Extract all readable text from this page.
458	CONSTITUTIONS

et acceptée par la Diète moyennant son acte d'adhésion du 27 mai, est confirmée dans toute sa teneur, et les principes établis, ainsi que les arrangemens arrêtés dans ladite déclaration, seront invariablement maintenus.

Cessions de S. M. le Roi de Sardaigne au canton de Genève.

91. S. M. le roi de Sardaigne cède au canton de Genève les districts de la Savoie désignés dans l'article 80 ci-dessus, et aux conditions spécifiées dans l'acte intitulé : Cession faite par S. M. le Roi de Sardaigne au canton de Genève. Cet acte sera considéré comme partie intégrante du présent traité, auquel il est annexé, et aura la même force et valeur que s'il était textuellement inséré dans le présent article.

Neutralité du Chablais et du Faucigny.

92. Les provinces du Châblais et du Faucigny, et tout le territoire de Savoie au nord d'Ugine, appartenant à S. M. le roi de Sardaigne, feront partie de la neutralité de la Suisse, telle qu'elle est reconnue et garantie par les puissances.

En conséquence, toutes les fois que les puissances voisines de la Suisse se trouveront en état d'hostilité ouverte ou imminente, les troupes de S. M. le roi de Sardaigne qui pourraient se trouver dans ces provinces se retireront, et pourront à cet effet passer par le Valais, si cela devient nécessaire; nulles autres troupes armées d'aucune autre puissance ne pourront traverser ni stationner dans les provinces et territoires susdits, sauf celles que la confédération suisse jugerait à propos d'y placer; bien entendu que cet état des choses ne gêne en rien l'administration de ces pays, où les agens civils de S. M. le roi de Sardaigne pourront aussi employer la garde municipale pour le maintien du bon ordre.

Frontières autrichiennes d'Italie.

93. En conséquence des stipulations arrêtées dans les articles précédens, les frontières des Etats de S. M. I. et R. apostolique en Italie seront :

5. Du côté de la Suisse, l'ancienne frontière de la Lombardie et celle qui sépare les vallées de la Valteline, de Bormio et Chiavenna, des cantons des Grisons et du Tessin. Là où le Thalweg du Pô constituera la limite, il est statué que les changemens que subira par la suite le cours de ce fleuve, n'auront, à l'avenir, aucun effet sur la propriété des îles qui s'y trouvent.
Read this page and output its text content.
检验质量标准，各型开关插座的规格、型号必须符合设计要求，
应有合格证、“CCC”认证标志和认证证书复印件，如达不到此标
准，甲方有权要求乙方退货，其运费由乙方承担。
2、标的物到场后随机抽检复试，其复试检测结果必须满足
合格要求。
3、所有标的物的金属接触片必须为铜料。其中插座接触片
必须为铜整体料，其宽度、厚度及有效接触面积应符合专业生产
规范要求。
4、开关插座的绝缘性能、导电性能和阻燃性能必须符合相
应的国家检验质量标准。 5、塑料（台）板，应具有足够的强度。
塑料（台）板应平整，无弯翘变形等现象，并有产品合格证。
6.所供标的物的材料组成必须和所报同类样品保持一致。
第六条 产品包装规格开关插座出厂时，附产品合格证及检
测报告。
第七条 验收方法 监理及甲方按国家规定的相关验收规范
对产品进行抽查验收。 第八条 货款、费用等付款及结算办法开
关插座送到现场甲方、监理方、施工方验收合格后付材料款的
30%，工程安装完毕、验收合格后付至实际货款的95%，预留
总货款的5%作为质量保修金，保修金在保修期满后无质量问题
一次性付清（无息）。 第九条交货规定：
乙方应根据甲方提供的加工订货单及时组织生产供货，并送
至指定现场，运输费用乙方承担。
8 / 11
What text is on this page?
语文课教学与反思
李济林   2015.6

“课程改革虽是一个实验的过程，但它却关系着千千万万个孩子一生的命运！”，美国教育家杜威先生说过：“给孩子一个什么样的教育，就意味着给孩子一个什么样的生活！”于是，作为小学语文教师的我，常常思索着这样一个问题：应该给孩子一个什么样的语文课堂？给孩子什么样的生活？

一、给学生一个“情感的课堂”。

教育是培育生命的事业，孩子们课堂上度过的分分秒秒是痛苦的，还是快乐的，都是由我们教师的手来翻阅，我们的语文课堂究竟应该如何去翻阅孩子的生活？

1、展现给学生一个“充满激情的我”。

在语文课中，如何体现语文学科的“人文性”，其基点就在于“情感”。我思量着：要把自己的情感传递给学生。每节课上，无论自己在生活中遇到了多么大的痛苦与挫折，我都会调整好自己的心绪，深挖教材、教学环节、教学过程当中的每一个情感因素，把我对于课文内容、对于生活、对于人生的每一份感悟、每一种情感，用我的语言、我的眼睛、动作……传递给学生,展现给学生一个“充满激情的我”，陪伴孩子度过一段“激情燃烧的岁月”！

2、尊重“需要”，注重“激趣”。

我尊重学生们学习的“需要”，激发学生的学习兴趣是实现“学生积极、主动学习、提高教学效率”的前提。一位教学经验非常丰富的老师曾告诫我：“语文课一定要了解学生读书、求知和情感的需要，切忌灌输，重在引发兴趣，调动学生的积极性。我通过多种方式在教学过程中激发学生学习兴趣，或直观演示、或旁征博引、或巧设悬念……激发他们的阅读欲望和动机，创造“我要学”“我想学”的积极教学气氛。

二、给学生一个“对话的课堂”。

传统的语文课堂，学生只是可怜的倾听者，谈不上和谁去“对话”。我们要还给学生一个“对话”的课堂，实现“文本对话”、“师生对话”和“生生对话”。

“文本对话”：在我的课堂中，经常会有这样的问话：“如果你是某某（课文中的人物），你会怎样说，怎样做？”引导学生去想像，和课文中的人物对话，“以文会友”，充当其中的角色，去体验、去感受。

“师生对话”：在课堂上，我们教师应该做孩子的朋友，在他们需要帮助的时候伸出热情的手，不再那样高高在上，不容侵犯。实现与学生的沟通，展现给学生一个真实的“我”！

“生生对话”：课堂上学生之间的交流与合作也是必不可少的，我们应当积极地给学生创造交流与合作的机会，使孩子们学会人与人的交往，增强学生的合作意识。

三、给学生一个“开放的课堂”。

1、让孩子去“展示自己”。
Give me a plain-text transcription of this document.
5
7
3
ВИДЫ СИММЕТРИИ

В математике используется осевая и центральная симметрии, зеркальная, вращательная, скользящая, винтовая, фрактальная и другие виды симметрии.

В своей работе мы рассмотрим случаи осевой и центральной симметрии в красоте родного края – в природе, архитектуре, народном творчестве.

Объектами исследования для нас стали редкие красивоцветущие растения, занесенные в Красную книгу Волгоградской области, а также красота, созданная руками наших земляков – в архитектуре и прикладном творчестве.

....................

Please set down the whole listing above without altering a single line.

Extract all readable text from this page.
458	CONSTITUTIONS

et acceptée par la Diète moyennant son acte d'adhésion du 27 mai, est confirmée dans toute sa teneur, et les principes établis, ainsi que les arrangemens arrêtés dans ladite déclaration, seront invariablement maintenus.

Cessions de S. M. le Roi de Sardaigne au canton de Genève.

91. S. M. le roi de Sardaigne cède au canton de Genève les districts de la Savoie désignés dans l'article 80 ci-dessus, et aux conditions spécifiées dans l'acte intitulé : Cession faite par S. M. le Roi de Sardaigne au canton de Genève. Cet acte sera considéré comme partie intégrante du présent traité, auquel il est annexé, et aura la même force et valeur que s'il était textuellement inséré dans le présent article.

Neutralité du Chablais et du Faucigny.

92. Les provinces du Châblais et du Faucigny, et tout le territoire de Savoie au nord d'Ugine, appartenant à S. M. le roi de Sardaigne, feront partie de la neutralité de la Suisse, telle qu'elle est reconnue et garantie par les puissances.

En conséquence, toutes les fois que les puissances voisines de la Suisse se trouveront en état d'hostilité ouverte ou imminente, les troupes de S. M. le roi de Sardaigne qui pourraient se trouver dans ces provinces se retireront, et pourront à cet effet passer par le Valais, si cela devient nécessaire; nulles autres troupes armées d'aucune autre puissance ne pourront traverser ni stationner dans les provinces et territoires susdits, sauf celles que la confédération suisse jugerait à propos d'y placer; bien entendu que cet état des choses ne gêne en rien l'administration de ces pays, où les agens civils de S. M. le roi de Sardaigne pourront aussi employer la garde municipale pour le maintien du bon ordre.

Frontières autrichiennes d'Italie.

93. En conséquence des stipulations arrêtées dans les articles précédens, les frontières des Etats de S. M. I. et R. apostolique en Italie seront :

5. Du côté de la Suisse, l'ancienne frontière de la Lombardie et celle qui sépare les vallées de la Valteline, de Bormio et Chiavenna, des cantons des Grisons et du Tessin. Là où le Thalweg du Pô constituera la limite, il est statué que les changemens que subira par la suite le cours de ce fleuve, n'auront, à l'avenir, aucun effet sur la propriété des îles qui s'y trouvent.
Read this page and output its text content.
检验质量标准，各型开关插座的规格、型号必须符合设计要求，
应有合格证、“CCC”认证标志和认证证书复印件，如达不到此标
准，甲方有权要求乙方退货，其运费由乙方承担。
2、标的物到场后随机抽检复试，其复试检测结果必须满足
合格要求。
3、所有标的物的金属接触片必须为铜料。其中插座接触片
必须为铜整体料，其宽度、厚度及有效接触面积应符合专业生产
规范要求。
4、开关插座的绝缘性能、导电性能和阻燃性能必须符合相
应的国家检验质量标准。 5、塑料（台）板，应具有足够的强度。
塑料（台）板应平整，无弯翘变形等现象，并有产品合格证。
6.所供标的物的材料组成必须和所报同类样品保持一致。
第六条 产品包装规格开关插座出厂时，附产品合格证及检
测报告。
第七条 验收方法 监理及甲方按国家规定的相关验收规范
对产品进行抽查验收。 第八条 货款、费用等付款及结算办法开
关插座送到现场甲方、监理方、施工方验收合格后付材料款的
30%，工程安装完毕、验收合格后付至实际货款的95%，预留
总货款的5%作为质量保修金，保修金在保修期满后无质量问题
一次性付清（无息）。 第九条交货规定：
乙方应根据甲方提供的加工订货单及时组织生产供货，并送
至指定现场，运输费用乙方承担。
8 / 11
What text is on this page?
语文课教学与反思
李济林   2015.6

“课程改革虽是一个实验的过程，但它却关系着千千万万个孩子一生的命运！”，美国教育家杜威先生说过：“给孩子一个什么样的教育，就意味着给孩子一个什么样的生活！”于是，作为小学语文教师的我，常常思索着这样一个问题：应该给孩子一个什么样的语文课堂？给孩子什么样的生活？

一、给学生一个“情感的课堂”。

教育是培育生命的事业，孩子们课堂上度过的分分秒秒是痛苦的，还是快乐的，都是由我们教师的手来翻阅，我们的语文课堂究竟应该如何去翻阅孩子的生活？

1、展现给学生一个“充满激情的我”。

在语文课中，如何体现语文学科的“人文性”，其基点就在于“情感”。我思量着：要把自己的情感传递给学生。每节课上，无论自己在生活中遇到了多么大的痛苦与挫折，我都会调整好自己的心绪，深挖教材、教学环节、教学过程当中的每一个情感因素，把我对于课文内容、对于生活、对于人生的每一份感悟、每一种情感，用我的语言、我的眼睛、动作……传递给学生,展现给学生一个“充满激情的我”，陪伴孩子度过一段“激情燃烧的岁月”！

2、尊重“需要”，注重“激趣”。

我尊重学生们学习的“需要”，激发学生的学习兴趣是实现“学生积极、主动学习、提高教学效率”的前提。一位教学经验非常丰富的老师曾告诫我：“语文课一定要了解学生读书、求知和情感的需要，切忌灌输，重在引发兴趣，调动学生的积极性。我通过多种方式在教学过程中激发学生学习兴趣，或直观演示、或旁征博引、或巧设悬念……激发他们的阅读欲望和动机，创造“我要学”“我想学”的积极教学气氛。

二、给学生一个“对话的课堂”。

传统的语文课堂，学生只是可怜的倾听者，谈不上和谁去“对话”。我们要还给学生一个“对话”的课堂，实现“文本对话”、“师生对话”和“生生对话”。

“文本对话”：在我的课堂中，经常会有这样的问话：“如果你是某某（课文中的人物），你会怎样说，怎样做？”引导学生去想像，和课文中的人物对话，“以文会友”，充当其中的角色，去体验、去感受。

“师生对话”：在课堂上，我们教师应该做孩子的朋友，在他们需要帮助的时候伸出热情的手，不再那样高高在上，不容侵犯。实现与学生的沟通，展现给学生一个真实的“我”！

“生生对话”：课堂上学生之间的交流与合作也是必不可少的，我们应当积极地给学生创造交流与合作的机会，使孩子们学会人与人的交往，增强学生的合作意识。

三、给学生一个“开放的课堂”。

1、让孩子去“展示自己”。
Give me a plain-text transcription of this document.
5
7
3
ВИДЫ СИММЕТРИИ

В математике используется осевая и центральная симметрии, зеркальная, вращательная, скользящая, винтовая, фрактальная и другие виды симметрии.

В своей работе мы рассмотрим случаи осевой и центральной симметрии в красоте родного края – в природе, архитектуре, народном творчестве.

Объектами исследования для нас стали редкие красивоцветущие растения, занесенные в Красную книгу Волгоградской области, а также красота, созданная руками наших земляков – в архитектуре и прикладном творчестве.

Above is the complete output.